====== Records supplied

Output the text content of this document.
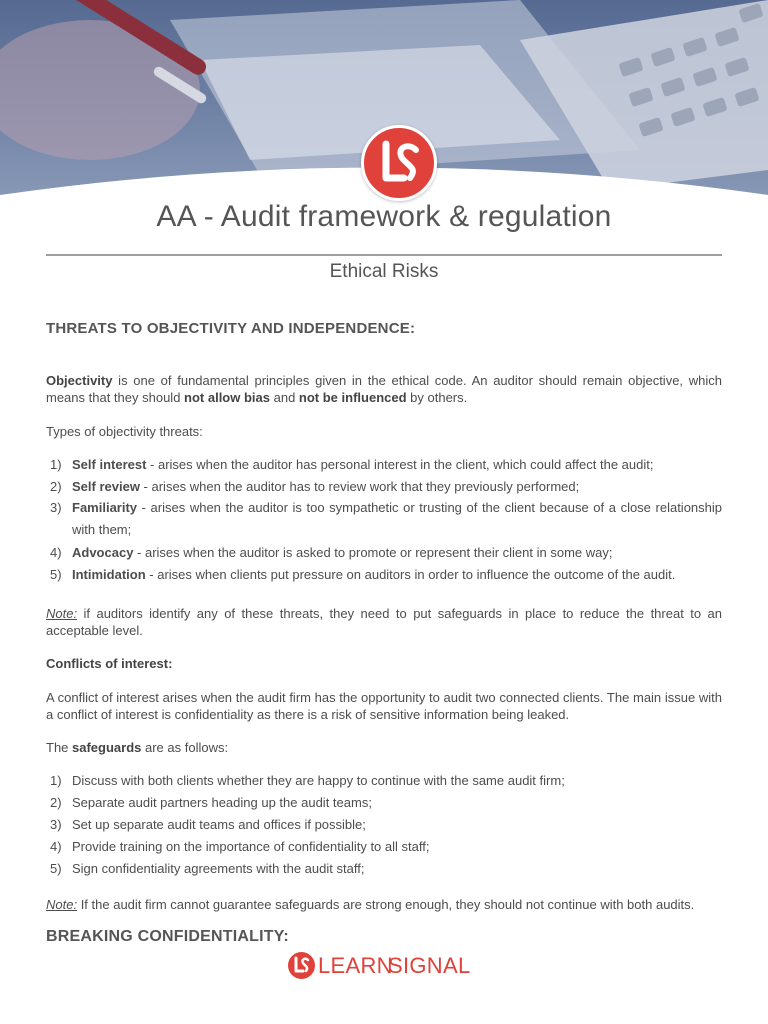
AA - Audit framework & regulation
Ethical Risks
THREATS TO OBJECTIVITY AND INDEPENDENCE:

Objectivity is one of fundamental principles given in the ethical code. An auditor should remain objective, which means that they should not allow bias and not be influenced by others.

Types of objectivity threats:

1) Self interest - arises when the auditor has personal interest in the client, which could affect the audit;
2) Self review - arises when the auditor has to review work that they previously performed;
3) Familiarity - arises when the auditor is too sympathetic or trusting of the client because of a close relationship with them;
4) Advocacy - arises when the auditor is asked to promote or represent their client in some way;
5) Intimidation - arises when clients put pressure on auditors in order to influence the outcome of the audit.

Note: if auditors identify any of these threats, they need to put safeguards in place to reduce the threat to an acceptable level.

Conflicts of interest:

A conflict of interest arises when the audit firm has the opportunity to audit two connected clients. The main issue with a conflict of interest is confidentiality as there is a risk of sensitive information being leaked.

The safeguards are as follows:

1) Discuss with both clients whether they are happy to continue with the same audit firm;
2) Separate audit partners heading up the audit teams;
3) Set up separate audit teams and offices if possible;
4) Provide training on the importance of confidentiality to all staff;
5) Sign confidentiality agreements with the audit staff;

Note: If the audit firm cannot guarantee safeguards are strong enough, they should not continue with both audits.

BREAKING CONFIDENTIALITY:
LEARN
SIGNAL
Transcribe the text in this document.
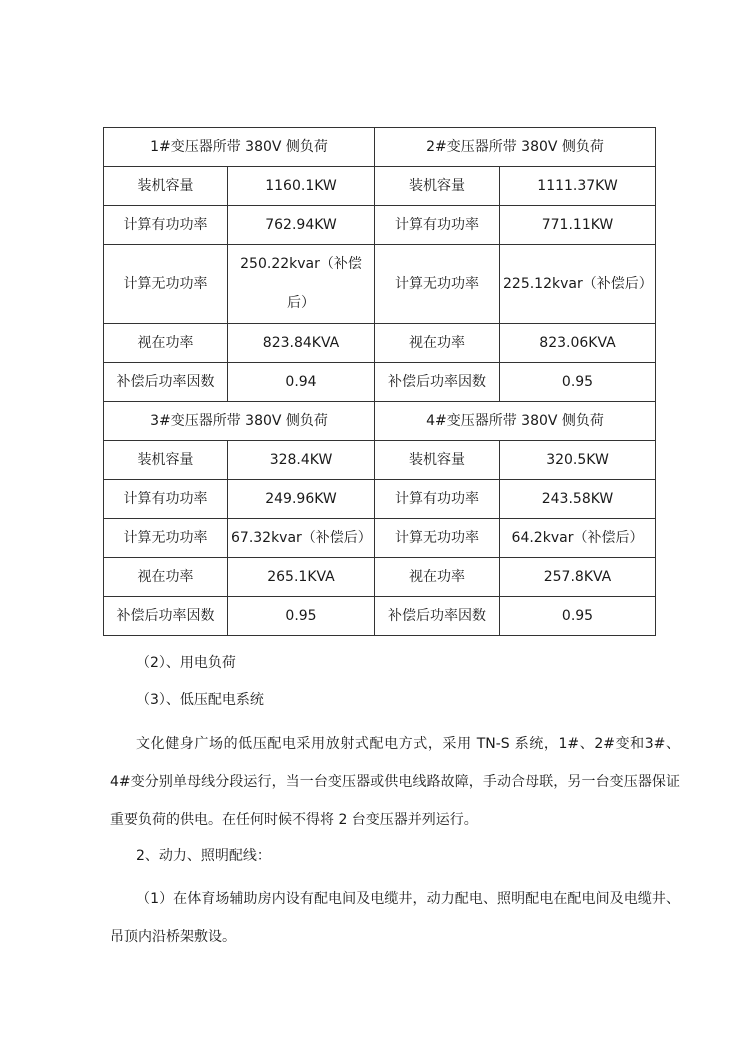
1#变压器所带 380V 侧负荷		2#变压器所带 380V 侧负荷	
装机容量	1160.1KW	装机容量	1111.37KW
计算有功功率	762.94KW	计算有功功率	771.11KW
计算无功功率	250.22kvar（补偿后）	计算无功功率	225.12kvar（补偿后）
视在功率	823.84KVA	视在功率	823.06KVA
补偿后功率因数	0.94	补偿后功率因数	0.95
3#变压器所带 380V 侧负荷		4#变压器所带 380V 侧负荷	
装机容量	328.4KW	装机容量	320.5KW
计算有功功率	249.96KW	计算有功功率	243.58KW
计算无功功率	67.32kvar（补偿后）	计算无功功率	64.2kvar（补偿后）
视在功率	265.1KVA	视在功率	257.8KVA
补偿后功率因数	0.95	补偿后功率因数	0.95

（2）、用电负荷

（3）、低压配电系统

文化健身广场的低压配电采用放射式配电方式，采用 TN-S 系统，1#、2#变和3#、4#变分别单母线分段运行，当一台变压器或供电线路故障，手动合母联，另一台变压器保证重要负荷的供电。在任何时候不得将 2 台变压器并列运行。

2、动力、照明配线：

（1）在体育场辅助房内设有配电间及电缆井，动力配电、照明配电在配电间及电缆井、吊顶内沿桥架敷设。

============

Write out the whole listing exactly, and drop the pictures.

- Answer to the task -
Output the text content of this document.
AA - Audit framework & regulation
Ethical Risks
THREATS TO OBJECTIVITY AND INDEPENDENCE:

Objectivity is one of fundamental principles given in the ethical code. An auditor should remain objective, which means that they should not allow bias and not be influenced by others.

Types of objectivity threats:

1) Self interest - arises when the auditor has personal interest in the client, which could affect the audit;
2) Self review - arises when the auditor has to review work that they previously performed;
3) Familiarity - arises when the auditor is too sympathetic or trusting of the client because of a close relationship with them;
4) Advocacy - arises when the auditor is asked to promote or represent their client in some way;
5) Intimidation - arises when clients put pressure on auditors in order to influence the outcome of the audit.

Note: if auditors identify any of these threats, they need to put safeguards in place to reduce the threat to an acceptable level.

Conflicts of interest:

A conflict of interest arises when the audit firm has the opportunity to audit two connected clients. The main issue with a conflict of interest is confidentiality as there is a risk of sensitive information being leaked.

The safeguards are as follows:

1) Discuss with both clients whether they are happy to continue with the same audit firm;
2) Separate audit partners heading up the audit teams;
3) Set up separate audit teams and offices if possible;
4) Provide training on the importance of confidentiality to all staff;
5) Sign confidentiality agreements with the audit staff;

Note: If the audit firm cannot guarantee safeguards are strong enough, they should not continue with both audits.

BREAKING CONFIDENTIALITY:
LEARN
SIGNAL
Transcribe the text in this document.
1#变压器所带 380V 侧负荷		2#变压器所带 380V 侧负荷	
装机容量	1160.1KW	装机容量	1111.37KW
计算有功功率	762.94KW	计算有功功率	771.11KW
计算无功功率	250.22kvar（补偿后）	计算无功功率	225.12kvar（补偿后）
视在功率	823.84KVA	视在功率	823.06KVA
补偿后功率因数	0.94	补偿后功率因数	0.95
3#变压器所带 380V 侧负荷		4#变压器所带 380V 侧负荷	
装机容量	328.4KW	装机容量	320.5KW
计算有功功率	249.96KW	计算有功功率	243.58KW
计算无功功率	67.32kvar（补偿后）	计算无功功率	64.2kvar（补偿后）
视在功率	265.1KVA	视在功率	257.8KVA
补偿后功率因数	0.95	补偿后功率因数	0.95

（2）、用电负荷

（3）、低压配电系统

文化健身广场的低压配电采用放射式配电方式，采用 TN-S 系统，1#、2#变和3#、4#变分别单母线分段运行，当一台变压器或供电线路故障，手动合母联，另一台变压器保证重要负荷的供电。在任何时候不得将 2 台变压器并列运行。

2、动力、照明配线：

（1）在体育场辅助房内设有配电间及电缆井，动力配电、照明配电在配电间及电缆井、吊顶内沿桥架敷设。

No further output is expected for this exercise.